─── Data shown ───

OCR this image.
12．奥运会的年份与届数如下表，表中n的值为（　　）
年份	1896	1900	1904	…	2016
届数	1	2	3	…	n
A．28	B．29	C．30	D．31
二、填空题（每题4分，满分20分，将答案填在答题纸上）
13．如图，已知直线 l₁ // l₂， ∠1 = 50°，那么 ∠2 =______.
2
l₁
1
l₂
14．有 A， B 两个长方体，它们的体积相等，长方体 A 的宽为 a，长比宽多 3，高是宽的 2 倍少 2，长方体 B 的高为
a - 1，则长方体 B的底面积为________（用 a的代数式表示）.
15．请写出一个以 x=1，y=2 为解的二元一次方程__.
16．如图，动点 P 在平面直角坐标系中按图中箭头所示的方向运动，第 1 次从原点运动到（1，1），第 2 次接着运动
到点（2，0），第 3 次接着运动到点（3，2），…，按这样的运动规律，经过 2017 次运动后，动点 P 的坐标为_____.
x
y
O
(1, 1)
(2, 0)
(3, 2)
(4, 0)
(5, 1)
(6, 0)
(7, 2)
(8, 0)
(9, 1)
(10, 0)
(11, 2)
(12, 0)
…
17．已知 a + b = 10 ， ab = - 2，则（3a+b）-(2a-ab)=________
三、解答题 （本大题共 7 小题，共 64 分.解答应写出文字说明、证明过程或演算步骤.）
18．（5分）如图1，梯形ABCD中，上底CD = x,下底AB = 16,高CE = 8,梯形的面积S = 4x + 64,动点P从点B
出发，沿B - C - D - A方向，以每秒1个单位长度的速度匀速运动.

───

Description of the task: Without omitting anything, output the entries exactly.

Answer in full:
OCR this image.
12．奥运会的年份与届数如下表，表中n的值为（　　）
年份	1896	1900	1904	…	2016
届数	1	2	3	…	n
A．28	B．29	C．30	D．31
二、填空题（每题4分，满分20分，将答案填在答题纸上）
13．如图，已知直线 l₁ // l₂， ∠1 = 50°，那么 ∠2 =______.
2
l₁
1
l₂
14．有 A， B 两个长方体，它们的体积相等，长方体 A 的宽为 a，长比宽多 3，高是宽的 2 倍少 2，长方体 B 的高为
a - 1，则长方体 B的底面积为________（用 a的代数式表示）.
15．请写出一个以 x=1，y=2 为解的二元一次方程__.
16．如图，动点 P 在平面直角坐标系中按图中箭头所示的方向运动，第 1 次从原点运动到（1，1），第 2 次接着运动
到点（2，0），第 3 次接着运动到点（3，2），…，按这样的运动规律，经过 2017 次运动后，动点 P 的坐标为_____.
x
y
O
(1, 1)
(2, 0)
(3, 2)
(4, 0)
(5, 1)
(6, 0)
(7, 2)
(8, 0)
(9, 1)
(10, 0)
(11, 2)
(12, 0)
…
17．已知 a + b = 10 ， ab = - 2，则（3a+b）-(2a-ab)=________
三、解答题 （本大题共 7 小题，共 64 分.解答应写出文字说明、证明过程或演算步骤.）
18．（5分）如图1，梯形ABCD中，上底CD = x,下底AB = 16,高CE = 8,梯形的面积S = 4x + 64,动点P从点B
出发，沿B - C - D - A方向，以每秒1个单位长度的速度匀速运动.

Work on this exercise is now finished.